(REQUIRED TASK): Identify all lines in the listing that include the word "tous", and copy them out.

--- Begin PROVIDED INFORMATION ---

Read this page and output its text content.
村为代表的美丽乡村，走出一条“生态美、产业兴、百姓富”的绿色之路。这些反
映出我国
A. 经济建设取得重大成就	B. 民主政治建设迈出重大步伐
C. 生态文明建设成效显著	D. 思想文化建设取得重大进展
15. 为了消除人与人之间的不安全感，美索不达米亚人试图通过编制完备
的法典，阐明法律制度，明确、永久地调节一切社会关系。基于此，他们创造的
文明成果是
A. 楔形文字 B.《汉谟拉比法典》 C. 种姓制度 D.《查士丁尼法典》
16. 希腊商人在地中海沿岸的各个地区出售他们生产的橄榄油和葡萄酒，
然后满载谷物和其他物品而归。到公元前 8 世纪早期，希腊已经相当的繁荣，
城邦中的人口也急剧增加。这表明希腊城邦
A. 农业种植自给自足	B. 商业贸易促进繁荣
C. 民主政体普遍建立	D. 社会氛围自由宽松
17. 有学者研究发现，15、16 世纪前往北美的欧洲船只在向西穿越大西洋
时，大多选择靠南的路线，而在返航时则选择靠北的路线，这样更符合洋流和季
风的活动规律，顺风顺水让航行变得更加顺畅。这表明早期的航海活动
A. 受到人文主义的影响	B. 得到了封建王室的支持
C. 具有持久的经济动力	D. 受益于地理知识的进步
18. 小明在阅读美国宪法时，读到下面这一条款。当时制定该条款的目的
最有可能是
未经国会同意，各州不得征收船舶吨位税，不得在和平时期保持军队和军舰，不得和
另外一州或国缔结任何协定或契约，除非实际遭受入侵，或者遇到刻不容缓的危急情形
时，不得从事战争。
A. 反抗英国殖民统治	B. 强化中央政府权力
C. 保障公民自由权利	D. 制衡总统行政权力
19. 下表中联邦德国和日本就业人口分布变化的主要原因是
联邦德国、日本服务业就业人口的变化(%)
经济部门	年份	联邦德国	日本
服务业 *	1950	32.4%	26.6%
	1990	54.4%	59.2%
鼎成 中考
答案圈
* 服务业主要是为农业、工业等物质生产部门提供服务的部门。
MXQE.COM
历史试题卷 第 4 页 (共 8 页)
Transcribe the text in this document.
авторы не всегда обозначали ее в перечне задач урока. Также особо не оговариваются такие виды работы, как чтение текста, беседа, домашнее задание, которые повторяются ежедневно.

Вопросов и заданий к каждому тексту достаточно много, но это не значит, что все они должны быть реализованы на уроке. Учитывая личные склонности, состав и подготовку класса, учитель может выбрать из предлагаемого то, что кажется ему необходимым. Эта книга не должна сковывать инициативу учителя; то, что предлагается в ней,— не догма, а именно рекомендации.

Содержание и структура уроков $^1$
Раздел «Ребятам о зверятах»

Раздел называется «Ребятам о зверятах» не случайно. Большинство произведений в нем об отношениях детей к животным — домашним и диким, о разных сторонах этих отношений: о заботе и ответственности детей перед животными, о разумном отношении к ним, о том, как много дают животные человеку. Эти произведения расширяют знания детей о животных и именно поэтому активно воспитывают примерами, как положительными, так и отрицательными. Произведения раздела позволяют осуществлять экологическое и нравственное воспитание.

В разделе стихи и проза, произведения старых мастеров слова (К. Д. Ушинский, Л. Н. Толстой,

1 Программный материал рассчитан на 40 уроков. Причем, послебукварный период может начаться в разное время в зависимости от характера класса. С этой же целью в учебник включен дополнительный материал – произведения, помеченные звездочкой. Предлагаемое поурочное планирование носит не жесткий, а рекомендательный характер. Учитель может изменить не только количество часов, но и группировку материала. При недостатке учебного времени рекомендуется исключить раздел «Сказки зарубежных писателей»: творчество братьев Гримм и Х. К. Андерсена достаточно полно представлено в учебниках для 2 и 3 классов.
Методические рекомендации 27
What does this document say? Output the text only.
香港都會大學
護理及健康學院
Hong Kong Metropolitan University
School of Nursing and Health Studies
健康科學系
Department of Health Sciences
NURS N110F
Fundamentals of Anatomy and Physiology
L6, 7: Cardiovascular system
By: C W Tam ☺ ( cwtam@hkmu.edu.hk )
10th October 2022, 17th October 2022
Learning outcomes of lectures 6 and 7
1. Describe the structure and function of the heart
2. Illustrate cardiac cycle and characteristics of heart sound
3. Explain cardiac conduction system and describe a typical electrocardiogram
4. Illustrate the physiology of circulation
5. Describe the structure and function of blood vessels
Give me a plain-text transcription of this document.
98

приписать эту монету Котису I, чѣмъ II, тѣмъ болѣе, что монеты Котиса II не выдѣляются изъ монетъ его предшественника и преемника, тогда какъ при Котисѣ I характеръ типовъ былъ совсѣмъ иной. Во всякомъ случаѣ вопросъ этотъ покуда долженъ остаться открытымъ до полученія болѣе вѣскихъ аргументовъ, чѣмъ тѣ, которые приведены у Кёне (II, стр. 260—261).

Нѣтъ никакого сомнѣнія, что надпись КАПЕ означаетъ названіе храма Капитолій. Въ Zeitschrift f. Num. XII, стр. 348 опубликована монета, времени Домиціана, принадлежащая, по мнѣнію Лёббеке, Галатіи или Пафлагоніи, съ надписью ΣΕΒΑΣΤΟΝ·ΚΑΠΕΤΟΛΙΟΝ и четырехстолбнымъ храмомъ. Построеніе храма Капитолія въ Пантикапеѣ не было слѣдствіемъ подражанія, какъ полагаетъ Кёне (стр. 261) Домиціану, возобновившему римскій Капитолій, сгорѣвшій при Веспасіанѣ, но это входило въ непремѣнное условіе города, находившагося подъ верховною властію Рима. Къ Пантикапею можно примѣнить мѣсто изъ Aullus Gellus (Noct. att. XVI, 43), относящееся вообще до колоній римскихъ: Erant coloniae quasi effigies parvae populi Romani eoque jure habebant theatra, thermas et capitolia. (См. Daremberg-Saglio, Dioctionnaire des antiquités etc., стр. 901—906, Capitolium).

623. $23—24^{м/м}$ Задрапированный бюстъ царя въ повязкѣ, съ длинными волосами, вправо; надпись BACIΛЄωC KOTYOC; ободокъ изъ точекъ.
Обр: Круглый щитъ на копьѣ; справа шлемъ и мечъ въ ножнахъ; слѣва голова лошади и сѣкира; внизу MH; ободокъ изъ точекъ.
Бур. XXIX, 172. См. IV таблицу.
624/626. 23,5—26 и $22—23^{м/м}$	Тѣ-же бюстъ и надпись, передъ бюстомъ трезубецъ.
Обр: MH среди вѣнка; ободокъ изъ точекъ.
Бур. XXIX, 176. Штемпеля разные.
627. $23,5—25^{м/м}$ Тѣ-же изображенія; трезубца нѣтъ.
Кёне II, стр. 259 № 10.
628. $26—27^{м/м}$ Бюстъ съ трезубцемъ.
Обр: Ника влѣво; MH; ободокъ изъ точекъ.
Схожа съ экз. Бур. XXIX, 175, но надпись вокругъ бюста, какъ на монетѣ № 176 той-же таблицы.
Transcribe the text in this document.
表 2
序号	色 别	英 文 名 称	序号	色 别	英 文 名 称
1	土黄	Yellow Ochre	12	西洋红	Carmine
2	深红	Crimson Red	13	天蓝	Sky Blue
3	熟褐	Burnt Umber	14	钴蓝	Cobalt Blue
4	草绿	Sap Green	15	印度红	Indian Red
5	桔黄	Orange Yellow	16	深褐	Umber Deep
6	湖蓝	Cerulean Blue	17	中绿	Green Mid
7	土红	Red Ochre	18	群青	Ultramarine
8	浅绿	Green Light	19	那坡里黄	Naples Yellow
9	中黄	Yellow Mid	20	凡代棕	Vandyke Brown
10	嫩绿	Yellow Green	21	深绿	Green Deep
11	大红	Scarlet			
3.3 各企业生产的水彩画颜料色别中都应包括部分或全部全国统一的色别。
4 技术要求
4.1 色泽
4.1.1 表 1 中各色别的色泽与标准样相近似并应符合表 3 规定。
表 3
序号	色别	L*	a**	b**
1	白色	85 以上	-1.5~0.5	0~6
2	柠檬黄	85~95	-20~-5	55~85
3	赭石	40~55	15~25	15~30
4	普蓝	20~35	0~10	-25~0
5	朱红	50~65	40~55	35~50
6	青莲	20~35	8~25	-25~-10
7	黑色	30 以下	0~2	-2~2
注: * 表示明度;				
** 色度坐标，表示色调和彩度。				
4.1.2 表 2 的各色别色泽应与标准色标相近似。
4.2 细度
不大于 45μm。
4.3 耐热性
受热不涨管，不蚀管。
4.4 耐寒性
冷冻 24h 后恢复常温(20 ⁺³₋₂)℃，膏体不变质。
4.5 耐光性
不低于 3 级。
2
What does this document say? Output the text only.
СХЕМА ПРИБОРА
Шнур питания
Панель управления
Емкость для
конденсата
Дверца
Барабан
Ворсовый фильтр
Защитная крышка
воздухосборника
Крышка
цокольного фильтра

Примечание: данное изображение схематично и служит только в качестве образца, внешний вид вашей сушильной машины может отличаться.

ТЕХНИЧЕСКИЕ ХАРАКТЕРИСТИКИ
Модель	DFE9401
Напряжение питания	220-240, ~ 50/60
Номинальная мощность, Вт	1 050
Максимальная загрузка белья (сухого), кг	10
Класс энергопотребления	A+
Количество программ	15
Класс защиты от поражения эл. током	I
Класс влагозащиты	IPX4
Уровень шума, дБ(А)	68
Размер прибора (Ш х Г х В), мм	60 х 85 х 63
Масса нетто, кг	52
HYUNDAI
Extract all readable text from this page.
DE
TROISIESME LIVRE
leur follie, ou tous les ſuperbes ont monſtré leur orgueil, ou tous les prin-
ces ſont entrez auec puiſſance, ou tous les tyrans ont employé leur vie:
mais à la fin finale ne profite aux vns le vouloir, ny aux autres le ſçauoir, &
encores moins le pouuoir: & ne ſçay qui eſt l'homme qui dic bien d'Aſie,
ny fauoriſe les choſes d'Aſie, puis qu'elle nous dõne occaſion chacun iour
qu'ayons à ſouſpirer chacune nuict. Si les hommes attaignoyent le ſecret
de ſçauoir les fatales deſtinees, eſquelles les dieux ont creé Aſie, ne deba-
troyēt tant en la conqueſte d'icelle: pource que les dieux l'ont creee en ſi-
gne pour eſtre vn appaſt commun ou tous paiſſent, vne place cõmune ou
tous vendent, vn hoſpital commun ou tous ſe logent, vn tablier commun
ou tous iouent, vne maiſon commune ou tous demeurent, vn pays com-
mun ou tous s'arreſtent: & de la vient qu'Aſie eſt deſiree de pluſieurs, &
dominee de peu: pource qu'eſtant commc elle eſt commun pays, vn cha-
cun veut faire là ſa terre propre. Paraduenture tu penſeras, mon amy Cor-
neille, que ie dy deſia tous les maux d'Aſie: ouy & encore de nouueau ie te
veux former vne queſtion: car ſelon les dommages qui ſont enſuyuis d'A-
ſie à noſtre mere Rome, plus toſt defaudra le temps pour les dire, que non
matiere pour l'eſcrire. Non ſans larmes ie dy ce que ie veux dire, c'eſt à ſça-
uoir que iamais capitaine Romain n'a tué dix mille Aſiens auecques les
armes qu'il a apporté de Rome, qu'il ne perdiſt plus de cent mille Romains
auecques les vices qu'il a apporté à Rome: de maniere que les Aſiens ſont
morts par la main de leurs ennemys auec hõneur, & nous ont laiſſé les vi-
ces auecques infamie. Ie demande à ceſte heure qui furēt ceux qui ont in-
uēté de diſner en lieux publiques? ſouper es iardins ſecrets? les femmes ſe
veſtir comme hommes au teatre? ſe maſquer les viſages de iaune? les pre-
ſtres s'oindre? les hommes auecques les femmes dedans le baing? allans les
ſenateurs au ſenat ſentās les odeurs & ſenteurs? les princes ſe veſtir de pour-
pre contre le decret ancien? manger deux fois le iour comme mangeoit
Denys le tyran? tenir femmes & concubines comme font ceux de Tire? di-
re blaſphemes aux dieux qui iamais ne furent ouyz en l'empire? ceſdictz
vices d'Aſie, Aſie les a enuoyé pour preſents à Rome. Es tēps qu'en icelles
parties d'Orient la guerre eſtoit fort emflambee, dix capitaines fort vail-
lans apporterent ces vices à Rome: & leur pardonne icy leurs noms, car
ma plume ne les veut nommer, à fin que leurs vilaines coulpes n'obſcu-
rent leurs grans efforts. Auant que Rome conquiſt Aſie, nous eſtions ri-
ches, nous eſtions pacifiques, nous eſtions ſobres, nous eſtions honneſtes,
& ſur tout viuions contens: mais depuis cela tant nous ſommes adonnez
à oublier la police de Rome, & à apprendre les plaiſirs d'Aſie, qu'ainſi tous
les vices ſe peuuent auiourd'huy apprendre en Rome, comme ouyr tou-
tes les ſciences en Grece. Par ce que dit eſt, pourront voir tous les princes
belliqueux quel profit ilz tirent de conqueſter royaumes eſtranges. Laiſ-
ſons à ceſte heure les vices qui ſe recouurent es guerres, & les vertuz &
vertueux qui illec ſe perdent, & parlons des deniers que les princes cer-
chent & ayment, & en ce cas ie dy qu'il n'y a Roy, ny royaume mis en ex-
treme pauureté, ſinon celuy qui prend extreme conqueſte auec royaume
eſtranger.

--- End PROVIDED INFORMATION ---

(RESULT FOR THIS EXERCISE):
leur follie, ou tous les ſuperbes ont monſtré leur orgueil, ou tous les prin-
ces ſont entrez auec puiſſance, ou tous les tyrans ont employé leur vie:
gne pour eſtre vn appaſt commun ou tous paiſſent, vne place cõmune ou
tous vendent, vn hoſpital commun ou tous ſe logent, vn tablier commun
ou tous iouent, vne maiſon commune ou tous demeurent, vn pays com-
mun ou tous s'arreſtent: & de la vient qu'Aſie eſt deſiree de pluſieurs, &
neille, que ie dy deſia tous les maux d'Aſie: ouy & encore de nouueau ie te
à oublier la police de Rome, & à apprendre les plaiſirs d'Aſie, qu'ainſi tous
tes les ſciences en Grece. Par ce que dit eſt, pourront voir tous les princes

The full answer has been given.